┌─ Task inputs

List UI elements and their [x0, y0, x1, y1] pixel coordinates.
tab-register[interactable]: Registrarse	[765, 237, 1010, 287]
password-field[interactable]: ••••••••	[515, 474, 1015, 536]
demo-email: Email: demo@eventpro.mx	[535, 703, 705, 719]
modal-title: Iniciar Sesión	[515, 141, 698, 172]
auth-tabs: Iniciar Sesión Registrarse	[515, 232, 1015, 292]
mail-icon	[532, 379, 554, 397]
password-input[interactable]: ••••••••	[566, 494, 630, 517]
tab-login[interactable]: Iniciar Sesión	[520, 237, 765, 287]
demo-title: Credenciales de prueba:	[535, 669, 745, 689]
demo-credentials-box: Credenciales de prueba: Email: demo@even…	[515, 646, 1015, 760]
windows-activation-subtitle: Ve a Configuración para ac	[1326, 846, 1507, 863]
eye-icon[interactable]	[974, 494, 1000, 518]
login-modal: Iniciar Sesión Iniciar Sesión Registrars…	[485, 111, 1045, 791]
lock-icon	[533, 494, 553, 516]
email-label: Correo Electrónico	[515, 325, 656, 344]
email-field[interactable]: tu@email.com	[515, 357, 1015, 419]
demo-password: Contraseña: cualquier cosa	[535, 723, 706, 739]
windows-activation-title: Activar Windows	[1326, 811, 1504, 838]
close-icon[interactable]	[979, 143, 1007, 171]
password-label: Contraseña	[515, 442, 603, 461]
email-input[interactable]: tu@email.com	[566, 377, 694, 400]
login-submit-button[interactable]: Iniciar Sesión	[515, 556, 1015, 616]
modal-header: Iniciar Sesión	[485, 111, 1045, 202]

└─

Given instruction: Copy each of the entries above word for word, keeping every line in its original order.

Exercise output:
List UI elements and their [x0, y0, x1, y1] pixel coordinates.
tab-register[interactable]: Registrarse	[765, 237, 1010, 287]
password-field[interactable]: ••••••••	[515, 474, 1015, 536]
demo-email: Email: demo@eventpro.mx	[535, 703, 705, 719]
modal-title: Iniciar Sesión	[515, 141, 698, 172]
auth-tabs: Iniciar Sesión Registrarse	[515, 232, 1015, 292]
mail-icon	[532, 379, 554, 397]
password-input[interactable]: ••••••••	[566, 494, 630, 517]
tab-login[interactable]: Iniciar Sesión	[520, 237, 765, 287]
demo-title: Credenciales de prueba:	[535, 669, 745, 689]
demo-credentials-box: Credenciales de prueba: Email: demo@even…	[515, 646, 1015, 760]
windows-activation-subtitle: Ve a Configuración para ac	[1326, 846, 1507, 863]
eye-icon[interactable]	[974, 494, 1000, 518]
login-modal: Iniciar Sesión Iniciar Sesión Registrars…	[485, 111, 1045, 791]
lock-icon	[533, 494, 553, 516]
email-label: Correo Electrónico	[515, 325, 656, 344]
email-field[interactable]: tu@email.com	[515, 357, 1015, 419]
demo-password: Contraseña: cualquier cosa	[535, 723, 706, 739]
windows-activation-title: Activar Windows	[1326, 811, 1504, 838]
close-icon[interactable]	[979, 143, 1007, 171]
password-label: Contraseña	[515, 442, 603, 461]
email-input[interactable]: tu@email.com	[566, 377, 694, 400]
login-submit-button[interactable]: Iniciar Sesión	[515, 556, 1015, 616]
modal-header: Iniciar Sesión	[485, 111, 1045, 202]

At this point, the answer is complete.